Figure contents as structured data
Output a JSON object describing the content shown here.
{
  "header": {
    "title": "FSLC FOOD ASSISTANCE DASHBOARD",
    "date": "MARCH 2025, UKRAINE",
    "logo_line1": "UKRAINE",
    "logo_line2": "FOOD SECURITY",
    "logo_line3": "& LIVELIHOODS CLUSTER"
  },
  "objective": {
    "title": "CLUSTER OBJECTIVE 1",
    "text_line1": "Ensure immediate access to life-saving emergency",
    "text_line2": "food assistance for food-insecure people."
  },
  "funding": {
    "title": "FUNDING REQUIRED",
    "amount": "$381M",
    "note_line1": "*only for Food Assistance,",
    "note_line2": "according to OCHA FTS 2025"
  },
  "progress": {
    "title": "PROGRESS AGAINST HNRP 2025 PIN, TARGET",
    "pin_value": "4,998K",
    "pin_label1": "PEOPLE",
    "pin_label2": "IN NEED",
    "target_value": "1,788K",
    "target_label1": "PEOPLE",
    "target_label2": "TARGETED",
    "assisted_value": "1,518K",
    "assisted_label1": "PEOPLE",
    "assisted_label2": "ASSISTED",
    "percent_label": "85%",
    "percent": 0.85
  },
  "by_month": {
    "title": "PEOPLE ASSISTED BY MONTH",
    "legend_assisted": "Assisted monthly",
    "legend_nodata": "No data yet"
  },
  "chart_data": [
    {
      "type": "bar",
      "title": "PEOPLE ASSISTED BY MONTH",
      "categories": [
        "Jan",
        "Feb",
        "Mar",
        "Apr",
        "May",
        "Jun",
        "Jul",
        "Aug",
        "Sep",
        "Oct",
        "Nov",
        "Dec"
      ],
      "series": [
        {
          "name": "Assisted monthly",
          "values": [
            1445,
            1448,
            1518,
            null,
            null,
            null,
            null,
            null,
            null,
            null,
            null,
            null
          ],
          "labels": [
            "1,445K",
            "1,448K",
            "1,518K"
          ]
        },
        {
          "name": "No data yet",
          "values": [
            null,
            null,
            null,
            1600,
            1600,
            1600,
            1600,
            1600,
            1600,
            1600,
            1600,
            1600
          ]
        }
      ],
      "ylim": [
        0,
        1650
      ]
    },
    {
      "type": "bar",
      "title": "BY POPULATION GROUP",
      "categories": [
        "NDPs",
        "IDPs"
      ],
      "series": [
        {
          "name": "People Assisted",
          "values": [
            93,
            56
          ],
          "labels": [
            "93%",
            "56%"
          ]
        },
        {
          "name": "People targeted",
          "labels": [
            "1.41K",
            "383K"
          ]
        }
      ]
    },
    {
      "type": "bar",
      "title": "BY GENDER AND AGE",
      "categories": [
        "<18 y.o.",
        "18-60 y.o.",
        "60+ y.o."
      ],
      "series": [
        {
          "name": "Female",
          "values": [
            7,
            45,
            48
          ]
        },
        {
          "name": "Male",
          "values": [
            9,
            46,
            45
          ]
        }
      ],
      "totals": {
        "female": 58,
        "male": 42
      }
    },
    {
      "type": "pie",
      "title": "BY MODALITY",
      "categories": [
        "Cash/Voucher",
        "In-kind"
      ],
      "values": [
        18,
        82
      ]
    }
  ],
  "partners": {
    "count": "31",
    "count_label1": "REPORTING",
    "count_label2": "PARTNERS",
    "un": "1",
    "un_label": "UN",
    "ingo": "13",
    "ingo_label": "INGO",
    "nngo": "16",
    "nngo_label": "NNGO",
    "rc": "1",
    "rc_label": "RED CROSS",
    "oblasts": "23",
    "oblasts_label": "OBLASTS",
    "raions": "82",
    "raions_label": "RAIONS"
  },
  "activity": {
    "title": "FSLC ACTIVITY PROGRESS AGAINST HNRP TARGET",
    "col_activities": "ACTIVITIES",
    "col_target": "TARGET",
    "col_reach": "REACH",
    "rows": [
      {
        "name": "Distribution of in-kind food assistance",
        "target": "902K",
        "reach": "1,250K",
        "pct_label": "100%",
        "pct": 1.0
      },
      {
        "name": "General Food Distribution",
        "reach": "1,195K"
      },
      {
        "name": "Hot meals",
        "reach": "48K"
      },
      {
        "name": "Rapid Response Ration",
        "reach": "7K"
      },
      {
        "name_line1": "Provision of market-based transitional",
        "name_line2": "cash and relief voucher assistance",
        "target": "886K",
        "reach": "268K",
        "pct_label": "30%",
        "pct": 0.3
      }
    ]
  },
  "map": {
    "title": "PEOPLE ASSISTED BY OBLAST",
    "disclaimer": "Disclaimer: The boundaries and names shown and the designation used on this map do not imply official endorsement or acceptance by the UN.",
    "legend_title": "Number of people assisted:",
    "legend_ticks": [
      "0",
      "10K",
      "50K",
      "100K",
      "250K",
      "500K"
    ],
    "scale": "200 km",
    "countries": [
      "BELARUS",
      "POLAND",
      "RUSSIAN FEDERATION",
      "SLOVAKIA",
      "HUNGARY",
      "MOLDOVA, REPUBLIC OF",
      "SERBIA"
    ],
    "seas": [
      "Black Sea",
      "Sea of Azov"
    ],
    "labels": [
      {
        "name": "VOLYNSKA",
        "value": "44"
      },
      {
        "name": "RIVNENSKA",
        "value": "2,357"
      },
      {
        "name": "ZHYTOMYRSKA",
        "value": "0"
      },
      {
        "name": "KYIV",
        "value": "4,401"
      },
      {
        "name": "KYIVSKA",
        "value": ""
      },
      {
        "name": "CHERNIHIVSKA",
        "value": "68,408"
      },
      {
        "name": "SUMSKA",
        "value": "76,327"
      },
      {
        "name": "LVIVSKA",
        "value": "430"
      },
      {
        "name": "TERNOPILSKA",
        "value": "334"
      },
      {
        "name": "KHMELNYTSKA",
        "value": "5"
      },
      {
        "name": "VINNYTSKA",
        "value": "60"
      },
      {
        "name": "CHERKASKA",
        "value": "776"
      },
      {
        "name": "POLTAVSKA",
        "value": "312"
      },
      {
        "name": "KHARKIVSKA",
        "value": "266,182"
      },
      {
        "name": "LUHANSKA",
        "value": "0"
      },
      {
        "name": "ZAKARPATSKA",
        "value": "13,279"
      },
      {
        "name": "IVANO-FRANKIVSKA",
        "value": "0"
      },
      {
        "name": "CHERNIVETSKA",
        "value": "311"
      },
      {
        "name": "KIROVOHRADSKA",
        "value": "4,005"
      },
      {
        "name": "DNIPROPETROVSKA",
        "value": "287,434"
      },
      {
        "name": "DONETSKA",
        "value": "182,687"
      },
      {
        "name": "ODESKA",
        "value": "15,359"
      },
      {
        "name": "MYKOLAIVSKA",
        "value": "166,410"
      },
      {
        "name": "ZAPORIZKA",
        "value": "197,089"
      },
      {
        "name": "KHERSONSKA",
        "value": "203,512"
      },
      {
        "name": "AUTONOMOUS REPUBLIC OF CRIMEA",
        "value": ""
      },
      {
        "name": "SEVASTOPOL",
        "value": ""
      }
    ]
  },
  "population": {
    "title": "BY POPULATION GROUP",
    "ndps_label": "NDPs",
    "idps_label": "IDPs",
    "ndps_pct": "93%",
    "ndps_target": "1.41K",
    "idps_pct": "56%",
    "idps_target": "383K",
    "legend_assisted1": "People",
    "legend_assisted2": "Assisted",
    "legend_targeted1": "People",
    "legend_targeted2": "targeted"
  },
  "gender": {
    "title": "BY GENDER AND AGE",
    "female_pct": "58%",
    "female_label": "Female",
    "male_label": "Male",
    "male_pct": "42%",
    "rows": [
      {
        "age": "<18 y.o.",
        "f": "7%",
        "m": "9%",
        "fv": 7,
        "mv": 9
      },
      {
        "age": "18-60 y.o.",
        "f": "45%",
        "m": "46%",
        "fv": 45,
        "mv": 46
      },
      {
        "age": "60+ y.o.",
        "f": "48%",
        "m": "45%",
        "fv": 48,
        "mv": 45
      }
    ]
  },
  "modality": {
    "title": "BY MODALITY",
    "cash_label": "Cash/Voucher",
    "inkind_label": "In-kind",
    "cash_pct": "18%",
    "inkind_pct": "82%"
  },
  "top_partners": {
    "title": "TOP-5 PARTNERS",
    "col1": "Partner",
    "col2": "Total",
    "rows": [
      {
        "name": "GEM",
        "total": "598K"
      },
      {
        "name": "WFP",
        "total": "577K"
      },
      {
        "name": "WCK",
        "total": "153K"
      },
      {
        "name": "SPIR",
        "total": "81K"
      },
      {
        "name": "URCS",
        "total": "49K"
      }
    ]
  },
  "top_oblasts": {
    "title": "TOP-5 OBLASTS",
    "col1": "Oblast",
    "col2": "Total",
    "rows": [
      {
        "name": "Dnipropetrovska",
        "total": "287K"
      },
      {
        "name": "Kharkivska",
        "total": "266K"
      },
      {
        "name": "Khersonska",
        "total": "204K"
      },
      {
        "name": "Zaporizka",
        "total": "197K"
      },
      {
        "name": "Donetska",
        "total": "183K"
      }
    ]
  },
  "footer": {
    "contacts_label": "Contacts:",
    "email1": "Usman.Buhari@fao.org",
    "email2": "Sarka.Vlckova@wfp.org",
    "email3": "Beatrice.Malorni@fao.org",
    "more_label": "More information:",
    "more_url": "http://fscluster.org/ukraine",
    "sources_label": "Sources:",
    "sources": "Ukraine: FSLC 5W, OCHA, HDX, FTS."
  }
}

» **What to do**:
State the number of lines holding the word "monthly" in the listing. Add nothing else.

» **Completed exercise**:
2